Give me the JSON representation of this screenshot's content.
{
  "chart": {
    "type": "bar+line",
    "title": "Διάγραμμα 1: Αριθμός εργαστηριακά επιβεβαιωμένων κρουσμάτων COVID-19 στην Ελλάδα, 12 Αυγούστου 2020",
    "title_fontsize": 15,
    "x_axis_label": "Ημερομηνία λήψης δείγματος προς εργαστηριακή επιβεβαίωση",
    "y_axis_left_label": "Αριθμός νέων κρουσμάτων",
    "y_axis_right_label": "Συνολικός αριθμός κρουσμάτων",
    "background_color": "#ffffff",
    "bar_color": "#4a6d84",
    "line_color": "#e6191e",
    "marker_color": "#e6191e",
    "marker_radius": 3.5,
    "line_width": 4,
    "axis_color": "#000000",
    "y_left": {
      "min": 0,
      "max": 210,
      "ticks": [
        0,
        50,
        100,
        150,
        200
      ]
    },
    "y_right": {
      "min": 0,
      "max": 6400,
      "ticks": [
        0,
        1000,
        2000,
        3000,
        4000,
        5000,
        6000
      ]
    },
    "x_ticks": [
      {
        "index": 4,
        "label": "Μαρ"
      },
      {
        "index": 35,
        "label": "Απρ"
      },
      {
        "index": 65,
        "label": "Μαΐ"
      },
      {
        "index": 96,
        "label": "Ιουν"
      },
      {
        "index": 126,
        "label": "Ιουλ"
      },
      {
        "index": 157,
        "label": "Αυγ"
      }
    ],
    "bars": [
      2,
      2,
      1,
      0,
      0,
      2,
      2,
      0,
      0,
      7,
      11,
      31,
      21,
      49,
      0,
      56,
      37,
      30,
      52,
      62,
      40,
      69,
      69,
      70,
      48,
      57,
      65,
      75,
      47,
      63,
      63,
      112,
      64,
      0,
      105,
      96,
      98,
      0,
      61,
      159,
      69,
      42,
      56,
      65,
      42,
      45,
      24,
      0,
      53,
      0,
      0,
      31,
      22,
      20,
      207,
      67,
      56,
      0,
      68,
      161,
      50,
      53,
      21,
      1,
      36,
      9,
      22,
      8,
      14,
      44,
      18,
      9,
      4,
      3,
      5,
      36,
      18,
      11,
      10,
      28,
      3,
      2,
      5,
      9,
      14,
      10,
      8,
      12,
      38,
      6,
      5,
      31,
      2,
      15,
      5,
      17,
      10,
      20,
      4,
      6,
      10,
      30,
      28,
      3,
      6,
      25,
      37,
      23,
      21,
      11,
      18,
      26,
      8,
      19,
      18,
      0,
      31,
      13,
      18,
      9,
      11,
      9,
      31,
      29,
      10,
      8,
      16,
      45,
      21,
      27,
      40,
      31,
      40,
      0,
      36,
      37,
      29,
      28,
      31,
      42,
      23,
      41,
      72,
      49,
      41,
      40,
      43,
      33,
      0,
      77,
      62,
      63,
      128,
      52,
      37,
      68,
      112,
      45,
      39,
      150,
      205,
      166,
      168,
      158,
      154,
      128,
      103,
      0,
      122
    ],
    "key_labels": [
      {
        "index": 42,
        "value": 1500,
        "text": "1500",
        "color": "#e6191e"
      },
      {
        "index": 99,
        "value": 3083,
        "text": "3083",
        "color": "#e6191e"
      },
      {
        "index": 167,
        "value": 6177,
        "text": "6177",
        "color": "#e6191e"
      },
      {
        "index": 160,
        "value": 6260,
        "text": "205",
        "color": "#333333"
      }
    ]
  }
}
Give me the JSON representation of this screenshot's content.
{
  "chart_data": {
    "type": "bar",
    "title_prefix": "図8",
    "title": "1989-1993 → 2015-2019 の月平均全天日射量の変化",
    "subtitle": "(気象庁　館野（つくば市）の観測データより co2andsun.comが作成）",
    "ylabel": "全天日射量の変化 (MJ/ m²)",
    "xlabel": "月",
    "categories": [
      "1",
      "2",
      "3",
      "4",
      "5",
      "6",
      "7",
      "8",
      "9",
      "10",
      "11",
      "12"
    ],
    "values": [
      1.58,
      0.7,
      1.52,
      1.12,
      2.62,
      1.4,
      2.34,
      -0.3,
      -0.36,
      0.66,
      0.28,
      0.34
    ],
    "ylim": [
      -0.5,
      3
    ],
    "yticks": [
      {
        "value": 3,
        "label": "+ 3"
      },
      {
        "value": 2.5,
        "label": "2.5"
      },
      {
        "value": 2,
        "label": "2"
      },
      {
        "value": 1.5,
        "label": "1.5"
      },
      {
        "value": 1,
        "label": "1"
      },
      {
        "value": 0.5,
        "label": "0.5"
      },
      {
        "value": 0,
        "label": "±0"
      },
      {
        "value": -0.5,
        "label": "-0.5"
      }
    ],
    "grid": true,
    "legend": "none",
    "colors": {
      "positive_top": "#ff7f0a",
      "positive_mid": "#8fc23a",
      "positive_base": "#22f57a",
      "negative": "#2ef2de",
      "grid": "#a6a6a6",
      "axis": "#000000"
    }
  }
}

################

Reproduce the entries above in full by retyping them exactly.

→ Completed exercise:
Give me the JSON representation of this screenshot's content.
{
  "chart": {
    "type": "bar+line",
    "title": "Διάγραμμα 1: Αριθμός εργαστηριακά επιβεβαιωμένων κρουσμάτων COVID-19 στην Ελλάδα, 12 Αυγούστου 2020",
    "title_fontsize": 15,
    "x_axis_label": "Ημερομηνία λήψης δείγματος προς εργαστηριακή επιβεβαίωση",
    "y_axis_left_label": "Αριθμός νέων κρουσμάτων",
    "y_axis_right_label": "Συνολικός αριθμός κρουσμάτων",
    "background_color": "#ffffff",
    "bar_color": "#4a6d84",
    "line_color": "#e6191e",
    "marker_color": "#e6191e",
    "marker_radius": 3.5,
    "line_width": 4,
    "axis_color": "#000000",
    "y_left": {
      "min": 0,
      "max": 210,
      "ticks": [
        0,
        50,
        100,
        150,
        200
      ]
    },
    "y_right": {
      "min": 0,
      "max": 6400,
      "ticks": [
        0,
        1000,
        2000,
        3000,
        4000,
        5000,
        6000
      ]
    },
    "x_ticks": [
      {
        "index": 4,
        "label": "Μαρ"
      },
      {
        "index": 35,
        "label": "Απρ"
      },
      {
        "index": 65,
        "label": "Μαΐ"
      },
      {
        "index": 96,
        "label": "Ιουν"
      },
      {
        "index": 126,
        "label": "Ιουλ"
      },
      {
        "index": 157,
        "label": "Αυγ"
      }
    ],
    "bars": [
      2,
      2,
      1,
      0,
      0,
      2,
      2,
      0,
      0,
      7,
      11,
      31,
      21,
      49,
      0,
      56,
      37,
      30,
      52,
      62,
      40,
      69,
      69,
      70,
      48,
      57,
      65,
      75,
      47,
      63,
      63,
      112,
      64,
      0,
      105,
      96,
      98,
      0,
      61,
      159,
      69,
      42,
      56,
      65,
      42,
      45,
      24,
      0,
      53,
      0,
      0,
      31,
      22,
      20,
      207,
      67,
      56,
      0,
      68,
      161,
      50,
      53,
      21,
      1,
      36,
      9,
      22,
      8,
      14,
      44,
      18,
      9,
      4,
      3,
      5,
      36,
      18,
      11,
      10,
      28,
      3,
      2,
      5,
      9,
      14,
      10,
      8,
      12,
      38,
      6,
      5,
      31,
      2,
      15,
      5,
      17,
      10,
      20,
      4,
      6,
      10,
      30,
      28,
      3,
      6,
      25,
      37,
      23,
      21,
      11,
      18,
      26,
      8,
      19,
      18,
      0,
      31,
      13,
      18,
      9,
      11,
      9,
      31,
      29,
      10,
      8,
      16,
      45,
      21,
      27,
      40,
      31,
      40,
      0,
      36,
      37,
      29,
      28,
      31,
      42,
      23,
      41,
      72,
      49,
      41,
      40,
      43,
      33,
      0,
      77,
      62,
      63,
      128,
      52,
      37,
      68,
      112,
      45,
      39,
      150,
      205,
      166,
      168,
      158,
      154,
      128,
      103,
      0,
      122
    ],
    "key_labels": [
      {
        "index": 42,
        "value": 1500,
        "text": "1500",
        "color": "#e6191e"
      },
      {
        "index": 99,
        "value": 3083,
        "text": "3083",
        "color": "#e6191e"
      },
      {
        "index": 167,
        "value": 6177,
        "text": "6177",
        "color": "#e6191e"
      },
      {
        "index": 160,
        "value": 6260,
        "text": "205",
        "color": "#333333"
      }
    ]
  }
}
Give me the JSON representation of this screenshot's content.
{
  "chart_data": {
    "type": "bar",
    "title_prefix": "図8",
    "title": "1989-1993 → 2015-2019 の月平均全天日射量の変化",
    "subtitle": "(気象庁　館野（つくば市）の観測データより co2andsun.comが作成）",
    "ylabel": "全天日射量の変化 (MJ/ m²)",
    "xlabel": "月",
    "categories": [
      "1",
      "2",
      "3",
      "4",
      "5",
      "6",
      "7",
      "8",
      "9",
      "10",
      "11",
      "12"
    ],
    "values": [
      1.58,
      0.7,
      1.52,
      1.12,
      2.62,
      1.4,
      2.34,
      -0.3,
      -0.36,
      0.66,
      0.28,
      0.34
    ],
    "ylim": [
      -0.5,
      3
    ],
    "yticks": [
      {
        "value": 3,
        "label": "+ 3"
      },
      {
        "value": 2.5,
        "label": "2.5"
      },
      {
        "value": 2,
        "label": "2"
      },
      {
        "value": 1.5,
        "label": "1.5"
      },
      {
        "value": 1,
        "label": "1"
      },
      {
        "value": 0.5,
        "label": "0.5"
      },
      {
        "value": 0,
        "label": "±0"
      },
      {
        "value": -0.5,
        "label": "-0.5"
      }
    ],
    "grid": true,
    "legend": "none",
    "colors": {
      "positive_top": "#ff7f0a",
      "positive_mid": "#8fc23a",
      "positive_base": "#22f57a",
      "negative": "#2ef2de",
      "grid": "#a6a6a6",
      "axis": "#000000"
    }
  }
}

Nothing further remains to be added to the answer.